Collected data:
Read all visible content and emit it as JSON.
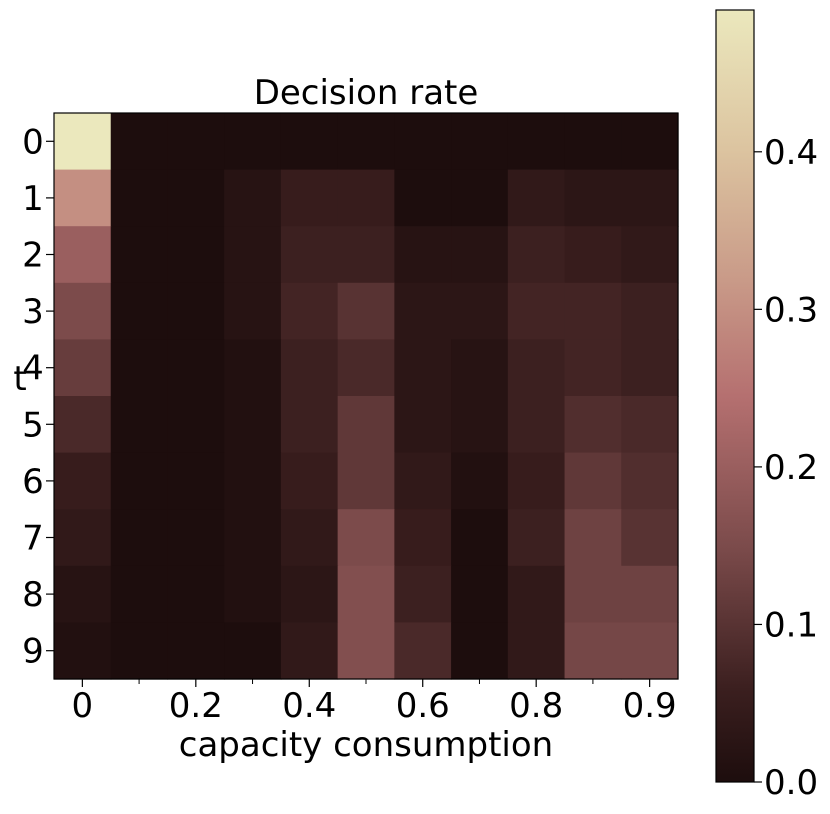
{
  "chart_data": {
    "type": "heatmap",
    "title": "Decision rate",
    "xlabel": "capacity consumption",
    "ylabel": "t",
    "x_tick_labels": [
      "0",
      "0.2",
      "0.4",
      "0.6",
      "0.8",
      "0.9"
    ],
    "x_tick_columns": [
      0,
      2,
      4,
      6,
      8,
      10
    ],
    "minor_tick_columns": [
      1,
      3,
      5,
      7,
      9
    ],
    "y_tick_labels": [
      "0",
      "1",
      "2",
      "3",
      "4",
      "5",
      "6",
      "7",
      "8",
      "9"
    ],
    "n_cols": 11,
    "n_rows": 10,
    "values": [
      [
        0.49,
        0.0,
        0.0,
        0.0,
        0.0,
        0.0,
        0.0,
        0.0,
        0.0,
        0.0,
        0.0
      ],
      [
        0.3,
        0.0,
        0.0,
        0.02,
        0.05,
        0.05,
        0.0,
        0.0,
        0.04,
        0.03,
        0.03
      ],
      [
        0.2,
        0.0,
        0.0,
        0.02,
        0.06,
        0.06,
        0.02,
        0.02,
        0.06,
        0.05,
        0.04
      ],
      [
        0.15,
        0.0,
        0.0,
        0.02,
        0.07,
        0.1,
        0.03,
        0.03,
        0.07,
        0.07,
        0.06
      ],
      [
        0.12,
        0.0,
        0.0,
        0.01,
        0.06,
        0.08,
        0.03,
        0.02,
        0.06,
        0.07,
        0.06
      ],
      [
        0.08,
        0.0,
        0.0,
        0.01,
        0.06,
        0.11,
        0.03,
        0.02,
        0.06,
        0.09,
        0.08
      ],
      [
        0.05,
        0.0,
        0.0,
        0.01,
        0.05,
        0.11,
        0.04,
        0.01,
        0.05,
        0.11,
        0.09
      ],
      [
        0.04,
        0.0,
        0.0,
        0.01,
        0.04,
        0.15,
        0.05,
        0.0,
        0.06,
        0.13,
        0.1
      ],
      [
        0.02,
        0.0,
        0.0,
        0.01,
        0.03,
        0.16,
        0.06,
        0.0,
        0.04,
        0.13,
        0.13
      ],
      [
        0.01,
        0.0,
        0.0,
        0.0,
        0.04,
        0.16,
        0.08,
        0.0,
        0.04,
        0.14,
        0.14
      ]
    ],
    "colorbar": {
      "min": 0.0,
      "max": 0.49,
      "tick_values": [
        0.0,
        0.1,
        0.2,
        0.3,
        0.4
      ],
      "tick_labels": [
        "0.0",
        "0.1",
        "0.2",
        "0.3",
        "0.4"
      ]
    },
    "colormap_stops": [
      {
        "pos": 0.0,
        "color": "#1d0d0d"
      },
      {
        "pos": 0.12,
        "color": "#3b1f1f"
      },
      {
        "pos": 0.3,
        "color": "#7a4a4a"
      },
      {
        "pos": 0.5,
        "color": "#b57070"
      },
      {
        "pos": 0.65,
        "color": "#c99a88"
      },
      {
        "pos": 0.82,
        "color": "#dcc4a0"
      },
      {
        "pos": 1.0,
        "color": "#ebe8bd"
      }
    ],
    "grid": false,
    "legend": "colorbar-right"
  }
}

GIVEN TASK:
Using the data above, write out every line exactly, leaving the images behind.

TASK OUTPUT:
Read all visible content and emit it as JSON.
{
  "chart_data": {
    "type": "heatmap",
    "title": "Decision rate",
    "xlabel": "capacity consumption",
    "ylabel": "t",
    "x_tick_labels": [
      "0",
      "0.2",
      "0.4",
      "0.6",
      "0.8",
      "0.9"
    ],
    "x_tick_columns": [
      0,
      2,
      4,
      6,
      8,
      10
    ],
    "minor_tick_columns": [
      1,
      3,
      5,
      7,
      9
    ],
    "y_tick_labels": [
      "0",
      "1",
      "2",
      "3",
      "4",
      "5",
      "6",
      "7",
      "8",
      "9"
    ],
    "n_cols": 11,
    "n_rows": 10,
    "values": [
      [
        0.49,
        0.0,
        0.0,
        0.0,
        0.0,
        0.0,
        0.0,
        0.0,
        0.0,
        0.0,
        0.0
      ],
      [
        0.3,
        0.0,
        0.0,
        0.02,
        0.05,
        0.05,
        0.0,
        0.0,
        0.04,
        0.03,
        0.03
      ],
      [
        0.2,
        0.0,
        0.0,
        0.02,
        0.06,
        0.06,
        0.02,
        0.02,
        0.06,
        0.05,
        0.04
      ],
      [
        0.15,
        0.0,
        0.0,
        0.02,
        0.07,
        0.1,
        0.03,
        0.03,
        0.07,
        0.07,
        0.06
      ],
      [
        0.12,
        0.0,
        0.0,
        0.01,
        0.06,
        0.08,
        0.03,
        0.02,
        0.06,
        0.07,
        0.06
      ],
      [
        0.08,
        0.0,
        0.0,
        0.01,
        0.06,
        0.11,
        0.03,
        0.02,
        0.06,
        0.09,
        0.08
      ],
      [
        0.05,
        0.0,
        0.0,
        0.01,
        0.05,
        0.11,
        0.04,
        0.01,
        0.05,
        0.11,
        0.09
      ],
      [
        0.04,
        0.0,
        0.0,
        0.01,
        0.04,
        0.15,
        0.05,
        0.0,
        0.06,
        0.13,
        0.1
      ],
      [
        0.02,
        0.0,
        0.0,
        0.01,
        0.03,
        0.16,
        0.06,
        0.0,
        0.04,
        0.13,
        0.13
      ],
      [
        0.01,
        0.0,
        0.0,
        0.0,
        0.04,
        0.16,
        0.08,
        0.0,
        0.04,
        0.14,
        0.14
      ]
    ],
    "colorbar": {
      "min": 0.0,
      "max": 0.49,
      "tick_values": [
        0.0,
        0.1,
        0.2,
        0.3,
        0.4
      ],
      "tick_labels": [
        "0.0",
        "0.1",
        "0.2",
        "0.3",
        "0.4"
      ]
    },
    "colormap_stops": [
      {
        "pos": 0.0,
        "color": "#1d0d0d"
      },
      {
        "pos": 0.12,
        "color": "#3b1f1f"
      },
      {
        "pos": 0.3,
        "color": "#7a4a4a"
      },
      {
        "pos": 0.5,
        "color": "#b57070"
      },
      {
        "pos": 0.65,
        "color": "#c99a88"
      },
      {
        "pos": 0.82,
        "color": "#dcc4a0"
      },
      {
        "pos": 1.0,
        "color": "#ebe8bd"
      }
    ],
    "grid": false,
    "legend": "colorbar-right"
  }
}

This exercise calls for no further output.